[Records from a data collection]
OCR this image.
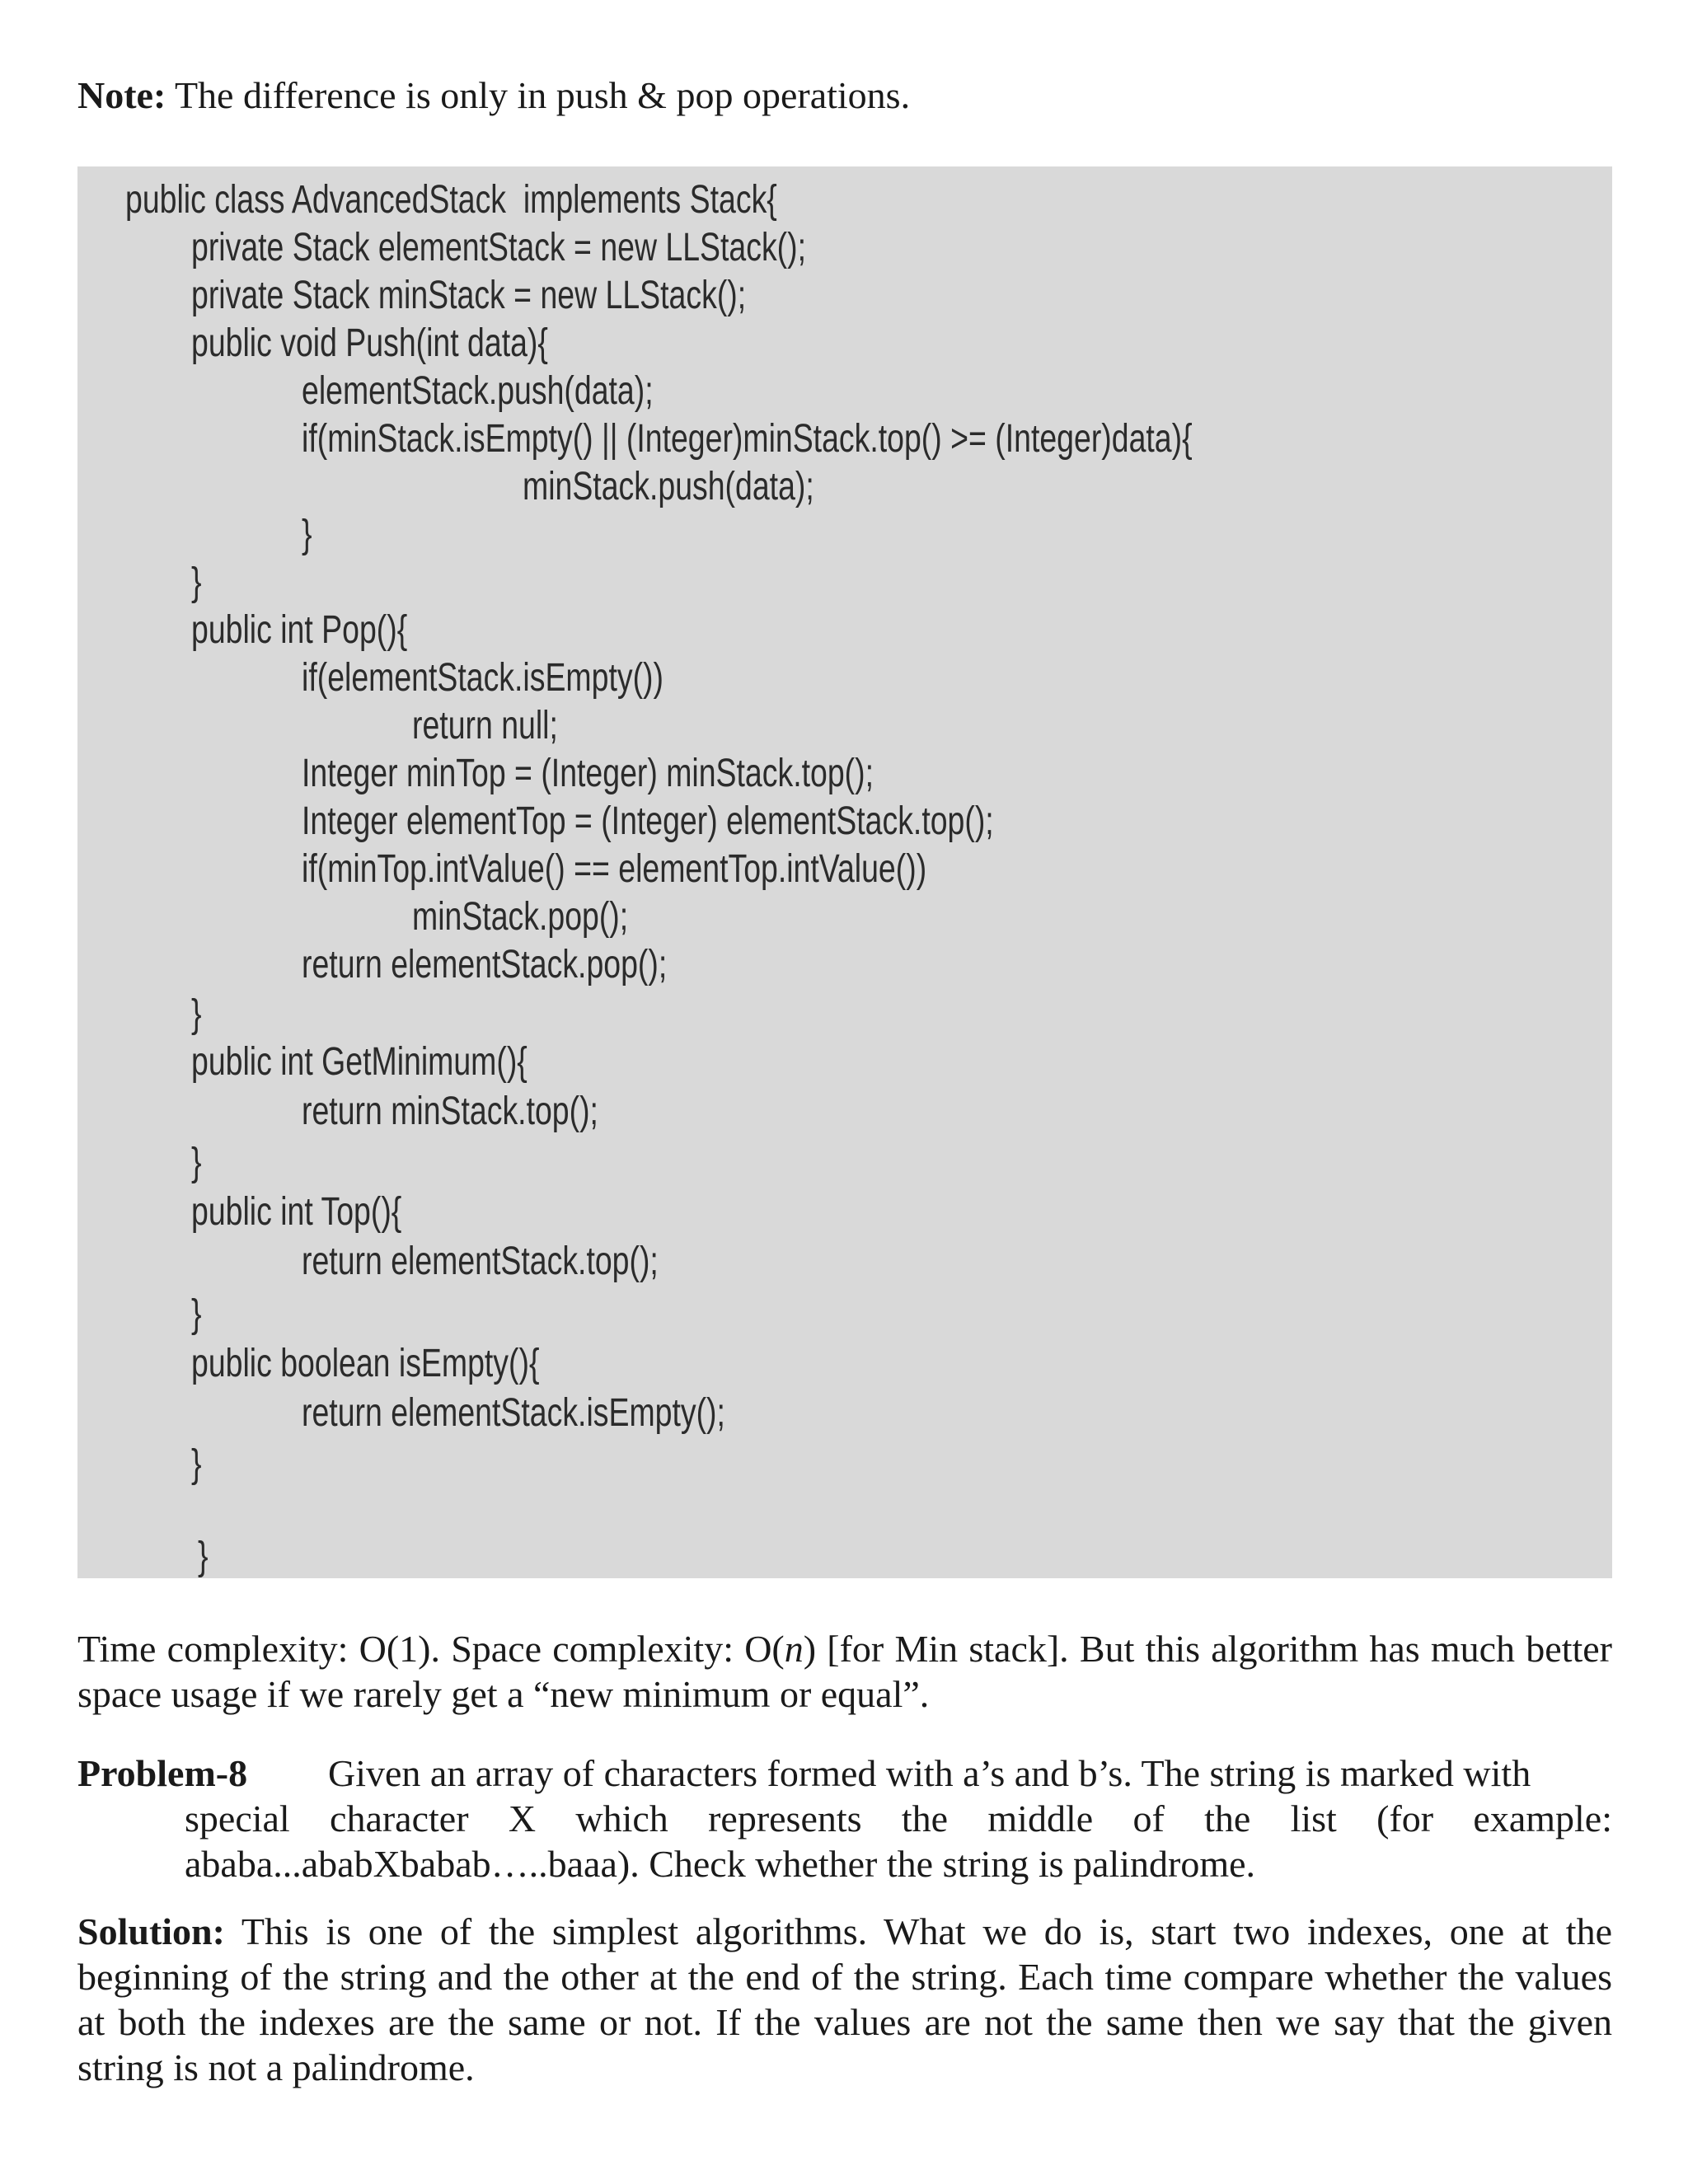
Note: The difference is only in push & pop operations.
public class AdvancedStack  implements Stack{
private Stack elementStack = new LLStack();
private Stack minStack = new LLStack();
public void Push(int data){
elementStack.push(data);
if(minStack.isEmpty() || (Integer)minStack.top() >= (Integer)data){
minStack.push(data);
}
}
public int Pop(){
if(elementStack.isEmpty())
return null;
Integer minTop = (Integer) minStack.top();
Integer elementTop = (Integer) elementStack.top();
if(minTop.intValue() == elementTop.intValue())
minStack.pop();
return elementStack.pop();
}
public int GetMinimum(){
return minStack.top();
}
public int Top(){
return elementStack.top();
}
public boolean isEmpty(){
return elementStack.isEmpty();
}
}
Time complexity: O(1). Space complexity: O(n) [for Min stack]. But this algorithm has much better space usage if we rarely get a “new minimum or equal”.
Problem-8 Given an array of characters formed with a’s and b’s. The string is marked with
special character X which represents the middle of the list (for example: ababa...ababXbabab…..baaa). Check whether the string is palindrome.
Solution: This is one of the simplest algorithms. What we do is, start two indexes, one at the beginning of the string and the other at the end of the string. Each time compare whether the values at both the indexes are the same or not. If the values are not the same then we say that the given string is not a palindrome.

> Given request: Quote the full listing above word for word; exclude every picture from the copy.

> Solution for this task:
OCR this image.
Note: The difference is only in push & pop operations.
public class AdvancedStack  implements Stack{
private Stack elementStack = new LLStack();
private Stack minStack = new LLStack();
public void Push(int data){
elementStack.push(data);
if(minStack.isEmpty() || (Integer)minStack.top() >= (Integer)data){
minStack.push(data);
}
}
public int Pop(){
if(elementStack.isEmpty())
return null;
Integer minTop = (Integer) minStack.top();
Integer elementTop = (Integer) elementStack.top();
if(minTop.intValue() == elementTop.intValue())
minStack.pop();
return elementStack.pop();
}
public int GetMinimum(){
return minStack.top();
}
public int Top(){
return elementStack.top();
}
public boolean isEmpty(){
return elementStack.isEmpty();
}
}
Time complexity: O(1). Space complexity: O(n) [for Min stack]. But this algorithm has much better space usage if we rarely get a “new minimum or equal”.
Problem-8 Given an array of characters formed with a’s and b’s. The string is marked with
special character X which represents the middle of the list (for example: ababa...ababXbabab…..baaa). Check whether the string is palindrome.
Solution: This is one of the simplest algorithms. What we do is, start two indexes, one at the beginning of the string and the other at the end of the string. Each time compare whether the values at both the indexes are the same or not. If the values are not the same then we say that the given string is not a palindrome.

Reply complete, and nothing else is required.